■ Aim of the task ■
Count lines, not occurrences: give the number of lines holding the word "KOSOVË", and nothing besides.

Records about charts and figures:
^^^^

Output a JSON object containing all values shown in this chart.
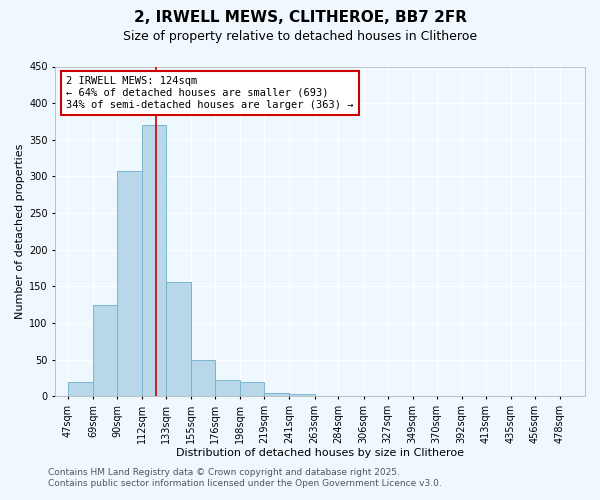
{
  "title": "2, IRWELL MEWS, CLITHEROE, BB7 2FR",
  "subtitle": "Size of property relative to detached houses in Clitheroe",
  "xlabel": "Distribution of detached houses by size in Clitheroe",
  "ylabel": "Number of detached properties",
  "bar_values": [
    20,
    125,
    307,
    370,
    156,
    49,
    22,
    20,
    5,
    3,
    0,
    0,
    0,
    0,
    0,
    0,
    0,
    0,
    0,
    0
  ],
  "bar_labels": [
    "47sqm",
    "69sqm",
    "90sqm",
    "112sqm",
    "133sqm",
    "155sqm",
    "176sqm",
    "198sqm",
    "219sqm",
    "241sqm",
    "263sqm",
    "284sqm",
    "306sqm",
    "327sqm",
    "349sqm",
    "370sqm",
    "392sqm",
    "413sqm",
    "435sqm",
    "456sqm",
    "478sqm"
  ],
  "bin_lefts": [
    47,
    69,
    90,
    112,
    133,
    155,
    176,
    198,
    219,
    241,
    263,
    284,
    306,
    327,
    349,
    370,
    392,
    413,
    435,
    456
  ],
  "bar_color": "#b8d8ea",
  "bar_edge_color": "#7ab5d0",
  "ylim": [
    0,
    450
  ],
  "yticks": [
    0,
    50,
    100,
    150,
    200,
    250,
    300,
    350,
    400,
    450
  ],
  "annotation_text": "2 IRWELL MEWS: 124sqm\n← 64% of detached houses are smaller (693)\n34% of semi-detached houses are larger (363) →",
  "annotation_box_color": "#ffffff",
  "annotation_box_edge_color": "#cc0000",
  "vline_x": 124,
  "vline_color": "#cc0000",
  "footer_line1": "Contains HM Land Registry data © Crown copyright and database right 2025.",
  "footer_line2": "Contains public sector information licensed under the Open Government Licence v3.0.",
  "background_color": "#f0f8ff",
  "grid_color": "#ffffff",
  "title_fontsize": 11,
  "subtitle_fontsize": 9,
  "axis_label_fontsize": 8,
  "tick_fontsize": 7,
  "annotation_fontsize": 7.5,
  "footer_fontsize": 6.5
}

^^^^

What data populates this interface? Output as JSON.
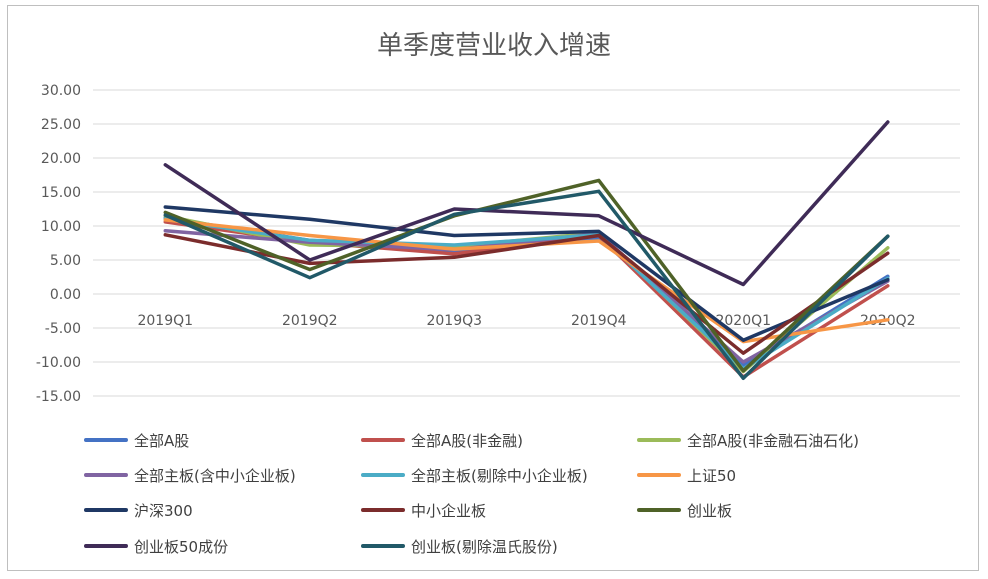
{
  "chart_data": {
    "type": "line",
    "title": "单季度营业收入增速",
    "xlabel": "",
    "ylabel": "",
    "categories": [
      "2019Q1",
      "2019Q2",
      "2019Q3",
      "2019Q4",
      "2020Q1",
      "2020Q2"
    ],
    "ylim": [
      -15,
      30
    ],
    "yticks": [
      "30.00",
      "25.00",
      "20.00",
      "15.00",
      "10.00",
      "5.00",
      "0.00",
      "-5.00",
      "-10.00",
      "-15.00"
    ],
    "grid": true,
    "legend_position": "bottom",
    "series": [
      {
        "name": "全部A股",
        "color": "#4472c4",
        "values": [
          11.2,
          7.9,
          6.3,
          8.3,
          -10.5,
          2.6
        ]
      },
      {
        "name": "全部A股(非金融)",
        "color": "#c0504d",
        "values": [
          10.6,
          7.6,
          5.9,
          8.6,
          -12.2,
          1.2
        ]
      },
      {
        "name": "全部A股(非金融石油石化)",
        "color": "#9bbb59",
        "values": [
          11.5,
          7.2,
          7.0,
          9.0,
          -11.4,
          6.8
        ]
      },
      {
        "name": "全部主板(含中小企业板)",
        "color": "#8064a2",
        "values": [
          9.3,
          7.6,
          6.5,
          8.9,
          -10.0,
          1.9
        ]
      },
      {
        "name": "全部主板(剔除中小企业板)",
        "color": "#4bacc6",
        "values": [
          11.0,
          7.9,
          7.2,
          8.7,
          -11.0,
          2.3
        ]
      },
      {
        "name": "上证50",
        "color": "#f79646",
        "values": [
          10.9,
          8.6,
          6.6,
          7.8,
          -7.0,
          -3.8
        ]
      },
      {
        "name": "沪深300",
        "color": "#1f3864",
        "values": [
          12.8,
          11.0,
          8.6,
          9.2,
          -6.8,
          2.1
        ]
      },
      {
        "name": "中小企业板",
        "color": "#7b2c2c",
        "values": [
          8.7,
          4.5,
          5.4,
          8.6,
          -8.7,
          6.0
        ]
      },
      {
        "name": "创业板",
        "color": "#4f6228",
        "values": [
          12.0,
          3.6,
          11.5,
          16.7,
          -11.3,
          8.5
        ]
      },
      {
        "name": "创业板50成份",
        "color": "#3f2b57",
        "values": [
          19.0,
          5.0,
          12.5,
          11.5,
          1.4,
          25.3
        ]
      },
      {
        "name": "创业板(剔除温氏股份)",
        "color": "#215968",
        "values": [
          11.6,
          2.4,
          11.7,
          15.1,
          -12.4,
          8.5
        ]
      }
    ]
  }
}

^^^^

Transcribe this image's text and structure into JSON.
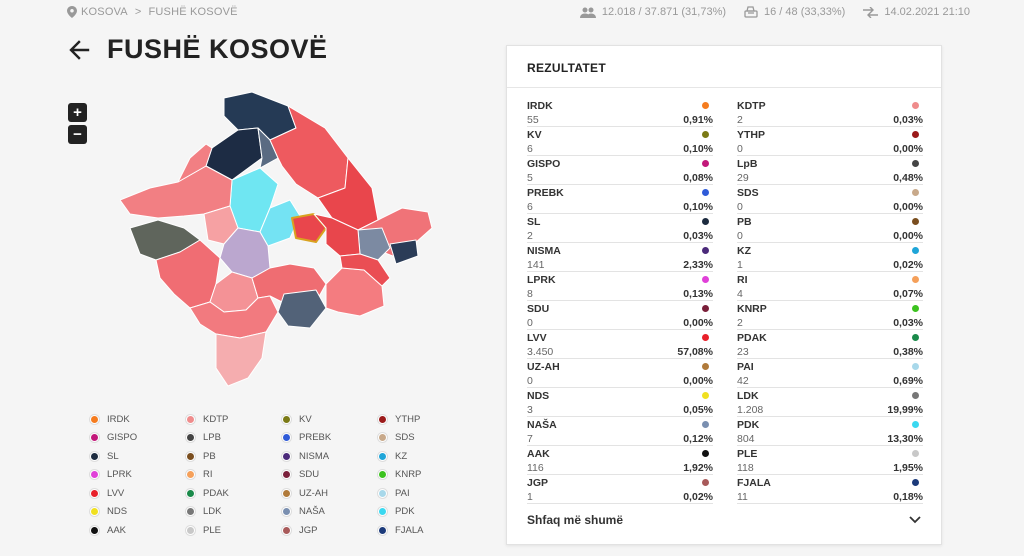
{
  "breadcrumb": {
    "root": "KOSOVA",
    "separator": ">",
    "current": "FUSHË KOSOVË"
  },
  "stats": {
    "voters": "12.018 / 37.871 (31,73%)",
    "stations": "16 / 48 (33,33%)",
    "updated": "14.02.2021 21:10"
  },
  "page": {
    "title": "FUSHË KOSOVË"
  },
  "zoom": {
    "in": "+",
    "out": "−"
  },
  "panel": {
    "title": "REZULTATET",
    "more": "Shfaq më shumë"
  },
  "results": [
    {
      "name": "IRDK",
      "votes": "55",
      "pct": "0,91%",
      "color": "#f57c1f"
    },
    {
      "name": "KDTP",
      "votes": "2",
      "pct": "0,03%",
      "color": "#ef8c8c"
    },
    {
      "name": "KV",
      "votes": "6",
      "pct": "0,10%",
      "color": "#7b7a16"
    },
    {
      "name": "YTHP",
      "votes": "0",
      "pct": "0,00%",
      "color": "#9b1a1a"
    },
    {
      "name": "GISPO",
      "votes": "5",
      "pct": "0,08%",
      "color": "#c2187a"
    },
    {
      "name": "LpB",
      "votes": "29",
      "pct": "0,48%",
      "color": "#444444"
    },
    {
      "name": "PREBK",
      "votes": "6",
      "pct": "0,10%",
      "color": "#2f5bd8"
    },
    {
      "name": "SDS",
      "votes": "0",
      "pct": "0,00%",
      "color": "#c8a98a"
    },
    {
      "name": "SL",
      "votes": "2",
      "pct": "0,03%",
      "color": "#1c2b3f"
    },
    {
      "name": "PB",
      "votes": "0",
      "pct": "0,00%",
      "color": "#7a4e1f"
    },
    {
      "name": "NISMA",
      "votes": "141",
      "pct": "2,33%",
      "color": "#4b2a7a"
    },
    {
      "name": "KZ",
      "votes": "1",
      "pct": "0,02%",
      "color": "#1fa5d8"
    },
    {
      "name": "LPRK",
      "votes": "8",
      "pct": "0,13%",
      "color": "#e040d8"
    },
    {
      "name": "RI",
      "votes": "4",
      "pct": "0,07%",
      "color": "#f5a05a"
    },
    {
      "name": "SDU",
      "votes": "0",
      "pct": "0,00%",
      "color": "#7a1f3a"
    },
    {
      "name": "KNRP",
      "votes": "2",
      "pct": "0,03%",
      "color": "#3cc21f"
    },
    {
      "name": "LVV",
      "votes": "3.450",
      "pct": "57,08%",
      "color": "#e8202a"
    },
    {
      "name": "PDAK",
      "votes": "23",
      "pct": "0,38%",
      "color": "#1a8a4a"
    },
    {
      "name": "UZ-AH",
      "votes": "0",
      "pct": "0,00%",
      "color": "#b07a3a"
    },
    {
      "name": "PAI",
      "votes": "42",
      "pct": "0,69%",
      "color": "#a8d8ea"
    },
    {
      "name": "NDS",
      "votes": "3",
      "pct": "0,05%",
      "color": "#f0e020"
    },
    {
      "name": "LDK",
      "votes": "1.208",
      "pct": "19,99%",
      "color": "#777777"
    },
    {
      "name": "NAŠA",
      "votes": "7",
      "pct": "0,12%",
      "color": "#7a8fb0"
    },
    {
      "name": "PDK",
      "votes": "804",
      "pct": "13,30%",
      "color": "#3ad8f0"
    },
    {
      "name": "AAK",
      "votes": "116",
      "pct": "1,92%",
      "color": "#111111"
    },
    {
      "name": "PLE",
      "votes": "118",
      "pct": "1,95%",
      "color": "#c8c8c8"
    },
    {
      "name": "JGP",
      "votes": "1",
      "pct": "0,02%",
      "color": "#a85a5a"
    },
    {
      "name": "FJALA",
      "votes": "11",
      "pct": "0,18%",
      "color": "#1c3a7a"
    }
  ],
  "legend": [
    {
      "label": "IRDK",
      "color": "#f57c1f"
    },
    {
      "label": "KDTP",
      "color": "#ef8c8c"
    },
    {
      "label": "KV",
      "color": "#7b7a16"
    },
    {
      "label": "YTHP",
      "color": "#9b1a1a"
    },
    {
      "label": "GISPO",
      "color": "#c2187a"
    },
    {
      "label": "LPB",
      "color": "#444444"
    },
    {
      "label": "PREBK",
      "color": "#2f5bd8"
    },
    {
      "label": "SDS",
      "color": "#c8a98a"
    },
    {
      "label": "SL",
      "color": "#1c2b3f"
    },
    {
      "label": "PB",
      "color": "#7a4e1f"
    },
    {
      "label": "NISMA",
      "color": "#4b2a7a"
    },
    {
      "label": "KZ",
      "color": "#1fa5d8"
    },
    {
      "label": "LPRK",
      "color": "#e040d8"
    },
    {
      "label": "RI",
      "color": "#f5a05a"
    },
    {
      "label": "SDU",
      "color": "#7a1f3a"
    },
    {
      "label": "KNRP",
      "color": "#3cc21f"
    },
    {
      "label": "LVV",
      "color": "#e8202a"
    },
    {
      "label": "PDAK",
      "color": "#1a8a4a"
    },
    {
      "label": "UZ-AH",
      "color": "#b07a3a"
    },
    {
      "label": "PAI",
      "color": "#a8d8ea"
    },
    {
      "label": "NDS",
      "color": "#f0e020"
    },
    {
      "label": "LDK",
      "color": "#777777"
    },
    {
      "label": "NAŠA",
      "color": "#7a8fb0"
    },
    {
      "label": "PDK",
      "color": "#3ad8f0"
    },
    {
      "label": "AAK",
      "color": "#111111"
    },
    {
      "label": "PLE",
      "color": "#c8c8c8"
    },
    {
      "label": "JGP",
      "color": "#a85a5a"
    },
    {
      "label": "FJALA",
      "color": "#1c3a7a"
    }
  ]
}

^^^^

■ Written answer ■
2